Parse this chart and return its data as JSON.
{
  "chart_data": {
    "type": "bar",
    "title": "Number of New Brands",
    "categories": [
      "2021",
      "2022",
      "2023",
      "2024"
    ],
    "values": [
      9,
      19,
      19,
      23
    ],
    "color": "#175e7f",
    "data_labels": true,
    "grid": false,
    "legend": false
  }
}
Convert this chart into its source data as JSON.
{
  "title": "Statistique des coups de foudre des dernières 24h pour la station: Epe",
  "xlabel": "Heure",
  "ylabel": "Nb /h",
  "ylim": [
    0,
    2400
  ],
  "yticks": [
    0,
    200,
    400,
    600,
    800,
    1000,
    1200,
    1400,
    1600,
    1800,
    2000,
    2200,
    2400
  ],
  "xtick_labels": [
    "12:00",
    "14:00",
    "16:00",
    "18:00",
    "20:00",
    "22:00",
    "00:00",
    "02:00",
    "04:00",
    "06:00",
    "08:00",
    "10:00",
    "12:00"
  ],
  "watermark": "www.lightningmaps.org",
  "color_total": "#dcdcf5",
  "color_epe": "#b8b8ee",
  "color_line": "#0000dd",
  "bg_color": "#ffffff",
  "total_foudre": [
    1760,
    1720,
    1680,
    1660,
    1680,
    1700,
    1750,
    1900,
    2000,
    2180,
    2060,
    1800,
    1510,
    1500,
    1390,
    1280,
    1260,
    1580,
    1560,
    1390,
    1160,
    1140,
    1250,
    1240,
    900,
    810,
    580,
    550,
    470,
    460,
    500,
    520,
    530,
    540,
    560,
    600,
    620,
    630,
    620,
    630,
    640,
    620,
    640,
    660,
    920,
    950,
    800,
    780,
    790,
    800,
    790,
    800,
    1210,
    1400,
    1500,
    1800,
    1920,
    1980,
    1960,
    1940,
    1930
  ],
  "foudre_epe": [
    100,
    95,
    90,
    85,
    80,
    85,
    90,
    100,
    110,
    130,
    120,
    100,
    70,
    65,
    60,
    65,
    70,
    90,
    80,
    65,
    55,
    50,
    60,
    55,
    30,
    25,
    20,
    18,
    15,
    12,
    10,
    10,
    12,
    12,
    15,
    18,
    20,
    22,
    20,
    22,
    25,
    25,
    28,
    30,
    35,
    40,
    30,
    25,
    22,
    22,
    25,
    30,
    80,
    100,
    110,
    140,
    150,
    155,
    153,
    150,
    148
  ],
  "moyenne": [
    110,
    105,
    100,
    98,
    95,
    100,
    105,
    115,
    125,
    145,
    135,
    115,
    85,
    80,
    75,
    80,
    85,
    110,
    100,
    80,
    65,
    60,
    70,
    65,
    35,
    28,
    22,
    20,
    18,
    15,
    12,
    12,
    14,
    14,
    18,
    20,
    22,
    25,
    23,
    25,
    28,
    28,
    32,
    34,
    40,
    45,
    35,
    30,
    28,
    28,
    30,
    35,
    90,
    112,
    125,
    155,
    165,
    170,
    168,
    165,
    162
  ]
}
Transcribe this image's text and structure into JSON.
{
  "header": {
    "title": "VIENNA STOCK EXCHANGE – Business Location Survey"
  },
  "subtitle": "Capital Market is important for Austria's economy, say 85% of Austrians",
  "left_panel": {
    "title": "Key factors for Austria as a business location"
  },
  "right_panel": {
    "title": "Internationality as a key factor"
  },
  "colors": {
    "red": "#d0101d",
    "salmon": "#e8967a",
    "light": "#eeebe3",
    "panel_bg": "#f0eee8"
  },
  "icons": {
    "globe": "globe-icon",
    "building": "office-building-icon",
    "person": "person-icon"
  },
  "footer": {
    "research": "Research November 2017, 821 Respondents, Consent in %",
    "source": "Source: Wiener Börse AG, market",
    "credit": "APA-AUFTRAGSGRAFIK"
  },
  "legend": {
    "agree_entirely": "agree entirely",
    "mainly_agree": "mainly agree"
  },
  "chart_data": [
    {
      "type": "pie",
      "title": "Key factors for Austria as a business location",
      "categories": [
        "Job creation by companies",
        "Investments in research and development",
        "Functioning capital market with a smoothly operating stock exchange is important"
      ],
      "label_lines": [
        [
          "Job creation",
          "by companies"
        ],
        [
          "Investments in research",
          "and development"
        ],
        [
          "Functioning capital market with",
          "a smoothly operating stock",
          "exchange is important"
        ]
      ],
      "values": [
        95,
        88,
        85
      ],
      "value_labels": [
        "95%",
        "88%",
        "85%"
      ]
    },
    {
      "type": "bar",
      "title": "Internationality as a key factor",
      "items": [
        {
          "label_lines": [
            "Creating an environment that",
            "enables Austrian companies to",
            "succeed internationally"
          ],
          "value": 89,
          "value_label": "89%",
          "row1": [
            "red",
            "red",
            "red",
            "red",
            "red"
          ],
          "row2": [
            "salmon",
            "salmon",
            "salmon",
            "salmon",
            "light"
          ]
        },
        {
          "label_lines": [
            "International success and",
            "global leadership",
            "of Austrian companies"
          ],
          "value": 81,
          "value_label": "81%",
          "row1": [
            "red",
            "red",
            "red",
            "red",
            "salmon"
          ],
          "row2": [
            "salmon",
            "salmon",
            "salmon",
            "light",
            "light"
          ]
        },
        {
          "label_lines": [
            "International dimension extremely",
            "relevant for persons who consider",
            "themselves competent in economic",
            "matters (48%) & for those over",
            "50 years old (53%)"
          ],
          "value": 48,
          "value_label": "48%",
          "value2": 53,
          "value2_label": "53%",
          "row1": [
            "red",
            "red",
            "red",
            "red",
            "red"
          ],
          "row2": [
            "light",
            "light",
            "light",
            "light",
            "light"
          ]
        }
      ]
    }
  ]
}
───
◆ Directive
Gather each line holding the string "this".

◆ Solution to the problem
Parse this chart and return its data as JSON.
Convert this chart into its source data as JSON.
Transcribe this image's text and structure into JSON.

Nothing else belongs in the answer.